> _WORK REQUIRED_:
Output the full listing below exactly as it reads, and skip anything that is a picture.

> _DATA LINES_:
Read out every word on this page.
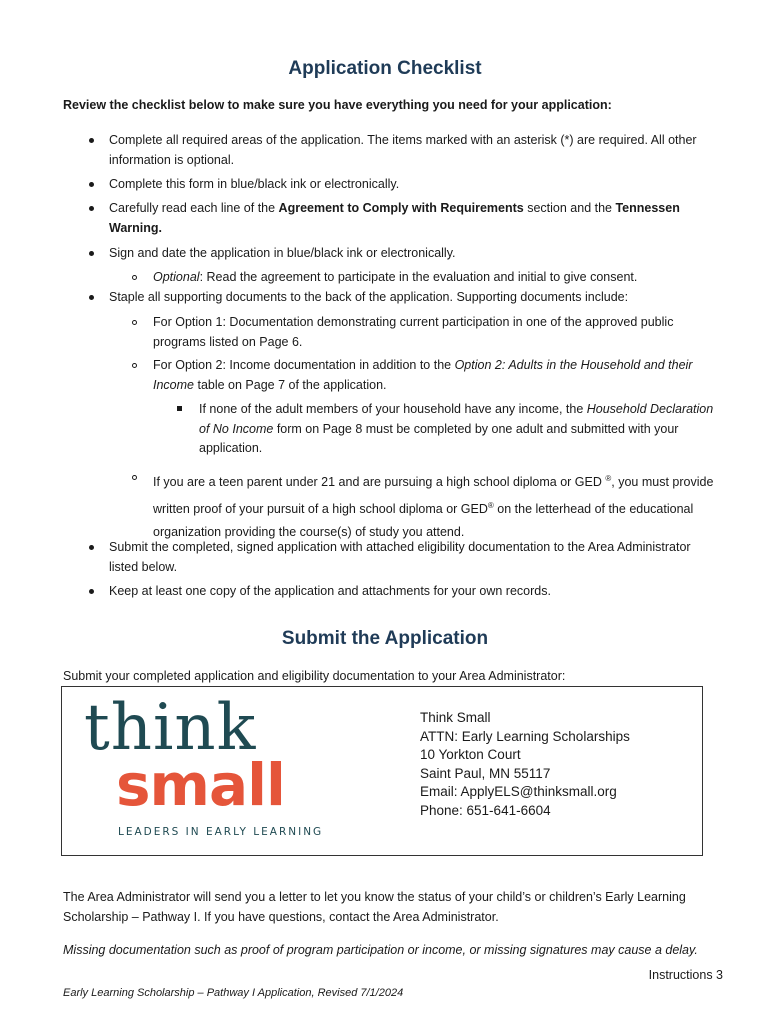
Application Checklist
Review the checklist below to make sure you have everything you need for your application:
Complete all required areas of the application. The items marked with an asterisk (*) are required. All other
information is optional.
Complete this form in blue/black ink or electronically.
Carefully read each line of the Agreement to Comply with Requirements section and the Tennessen
Warning.
Sign and date the application in blue/black ink or electronically.
Optional: Read the agreement to participate in the evaluation and initial to give consent.
Staple all supporting documents to the back of the application. Supporting documents include:
For Option 1: Documentation demonstrating current participation in one of the approved public
programs listed on Page 6.
For Option 2: Income documentation in addition to the Option 2: Adults in the Household and their
Income table on Page 7 of the application.
If none of the adult members of your household have any income, the Household Declaration
of No Income form on Page 8 must be completed by one adult and submitted with your
application.
If you are a teen parent under 21 and are pursuing a high school diploma or GED ®, you must provide
written proof of your pursuit of a high school diploma or GED® on the letterhead of the educational
organization providing the course(s) of study you attend.
Submit the completed, signed application with attached eligibility documentation to the Area Administrator
listed below.
Keep at least one copy of the application and attachments for your own records.
Submit the Application
Submit your completed application and eligibility documentation to your Area Administrator:
think
small
LEADERS IN EARLY LEARNING
Think Small
ATTN: Early Learning Scholarships
10 Yorkton Court
Saint Paul, MN 55117
Email: ApplyELS@thinksmall.org
Phone: 651-641-6604
The Area Administrator will send you a letter to let you know the status of your child’s or children’s Early Learning
Scholarship – Pathway I. If you have questions, contact the Area Administrator.
Missing documentation such as proof of program participation or income, or missing signatures may cause a delay.
Instructions 3
Early Learning Scholarship – Pathway I Application, Revised 7/1/2024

> _RESULT FOR THIS TASK_:
Read out every word on this page.
Application Checklist
Review the checklist below to make sure you have everything you need for your application:
Complete all required areas of the application. The items marked with an asterisk (*) are required. All other
information is optional.
Complete this form in blue/black ink or electronically.
Carefully read each line of the Agreement to Comply with Requirements section and the Tennessen
Warning.
Sign and date the application in blue/black ink or electronically.
Optional: Read the agreement to participate in the evaluation and initial to give consent.
Staple all supporting documents to the back of the application. Supporting documents include:
For Option 1: Documentation demonstrating current participation in one of the approved public
programs listed on Page 6.
For Option 2: Income documentation in addition to the Option 2: Adults in the Household and their
Income table on Page 7 of the application.
If none of the adult members of your household have any income, the Household Declaration
of No Income form on Page 8 must be completed by one adult and submitted with your
application.
If you are a teen parent under 21 and are pursuing a high school diploma or GED ®, you must provide
written proof of your pursuit of a high school diploma or GED® on the letterhead of the educational
organization providing the course(s) of study you attend.
Submit the completed, signed application with attached eligibility documentation to the Area Administrator
listed below.
Keep at least one copy of the application and attachments for your own records.
Submit the Application
Submit your completed application and eligibility documentation to your Area Administrator:
think
small
LEADERS IN EARLY LEARNING
Think Small
ATTN: Early Learning Scholarships
10 Yorkton Court
Saint Paul, MN 55117
Email: ApplyELS@thinksmall.org
Phone: 651-641-6604
The Area Administrator will send you a letter to let you know the status of your child’s or children’s Early Learning
Scholarship – Pathway I. If you have questions, contact the Area Administrator.
Missing documentation such as proof of program participation or income, or missing signatures may cause a delay.
Instructions 3
Early Learning Scholarship – Pathway I Application, Revised 7/1/2024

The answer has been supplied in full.